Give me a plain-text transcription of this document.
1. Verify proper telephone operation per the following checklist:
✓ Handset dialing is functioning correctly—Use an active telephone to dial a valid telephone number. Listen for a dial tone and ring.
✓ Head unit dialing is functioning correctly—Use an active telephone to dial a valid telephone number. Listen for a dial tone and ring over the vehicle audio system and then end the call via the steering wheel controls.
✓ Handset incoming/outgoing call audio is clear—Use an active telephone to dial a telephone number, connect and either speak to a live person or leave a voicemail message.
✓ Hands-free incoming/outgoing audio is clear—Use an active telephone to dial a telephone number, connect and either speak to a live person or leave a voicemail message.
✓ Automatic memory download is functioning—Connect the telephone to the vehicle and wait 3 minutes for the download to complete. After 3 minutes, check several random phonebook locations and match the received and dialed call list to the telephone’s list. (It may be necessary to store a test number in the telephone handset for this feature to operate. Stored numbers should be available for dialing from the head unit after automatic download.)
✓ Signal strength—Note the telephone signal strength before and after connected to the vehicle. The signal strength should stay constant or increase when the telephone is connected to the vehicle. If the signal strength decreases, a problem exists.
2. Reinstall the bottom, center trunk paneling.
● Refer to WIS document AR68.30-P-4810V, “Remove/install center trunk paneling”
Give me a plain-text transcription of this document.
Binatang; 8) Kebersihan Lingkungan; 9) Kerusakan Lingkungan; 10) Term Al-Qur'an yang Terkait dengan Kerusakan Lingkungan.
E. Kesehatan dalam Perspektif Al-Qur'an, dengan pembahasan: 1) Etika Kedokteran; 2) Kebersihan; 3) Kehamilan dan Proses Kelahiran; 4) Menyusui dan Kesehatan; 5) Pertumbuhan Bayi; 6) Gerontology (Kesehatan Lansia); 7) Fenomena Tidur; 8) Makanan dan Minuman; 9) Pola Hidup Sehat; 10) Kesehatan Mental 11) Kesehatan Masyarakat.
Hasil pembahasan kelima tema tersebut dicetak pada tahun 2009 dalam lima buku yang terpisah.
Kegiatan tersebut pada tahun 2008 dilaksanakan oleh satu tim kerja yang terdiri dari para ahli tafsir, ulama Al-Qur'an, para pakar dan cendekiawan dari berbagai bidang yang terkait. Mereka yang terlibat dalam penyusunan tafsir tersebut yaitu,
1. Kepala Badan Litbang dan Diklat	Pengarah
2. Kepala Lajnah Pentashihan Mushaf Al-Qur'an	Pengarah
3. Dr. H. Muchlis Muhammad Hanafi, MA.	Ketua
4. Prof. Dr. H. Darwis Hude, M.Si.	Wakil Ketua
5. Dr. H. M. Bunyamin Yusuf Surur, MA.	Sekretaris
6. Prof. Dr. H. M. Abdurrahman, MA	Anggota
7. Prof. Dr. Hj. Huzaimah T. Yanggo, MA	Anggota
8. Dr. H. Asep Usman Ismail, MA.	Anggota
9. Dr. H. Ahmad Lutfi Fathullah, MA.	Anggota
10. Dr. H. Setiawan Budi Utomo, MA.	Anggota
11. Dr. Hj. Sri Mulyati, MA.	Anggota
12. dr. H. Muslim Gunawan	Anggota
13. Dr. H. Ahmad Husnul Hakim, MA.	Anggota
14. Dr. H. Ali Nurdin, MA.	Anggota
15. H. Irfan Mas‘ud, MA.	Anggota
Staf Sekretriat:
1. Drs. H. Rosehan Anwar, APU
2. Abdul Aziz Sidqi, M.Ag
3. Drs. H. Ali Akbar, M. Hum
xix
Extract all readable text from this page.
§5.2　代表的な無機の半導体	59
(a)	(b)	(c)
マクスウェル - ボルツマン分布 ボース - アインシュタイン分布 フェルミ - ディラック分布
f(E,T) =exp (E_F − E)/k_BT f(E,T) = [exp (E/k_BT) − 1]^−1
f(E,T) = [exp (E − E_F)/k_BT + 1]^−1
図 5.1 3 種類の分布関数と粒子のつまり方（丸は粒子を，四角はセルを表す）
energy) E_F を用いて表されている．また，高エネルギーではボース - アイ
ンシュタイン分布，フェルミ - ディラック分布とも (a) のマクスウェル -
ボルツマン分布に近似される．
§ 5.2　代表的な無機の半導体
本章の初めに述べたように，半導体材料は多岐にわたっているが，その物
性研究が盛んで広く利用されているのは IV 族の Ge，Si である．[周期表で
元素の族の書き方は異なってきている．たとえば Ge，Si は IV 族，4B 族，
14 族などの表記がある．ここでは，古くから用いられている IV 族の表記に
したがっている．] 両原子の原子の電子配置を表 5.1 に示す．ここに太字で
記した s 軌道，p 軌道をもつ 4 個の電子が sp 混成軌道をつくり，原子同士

────────

#### [To be done]
Search the data for the string "Kepala" and copy each line where it appears.

#### [Exercise output]
1. Kepala Badan Litbang dan Diklat	Pengarah
2. Kepala Lajnah Pentashihan Mushaf Al-Qur'an	Pengarah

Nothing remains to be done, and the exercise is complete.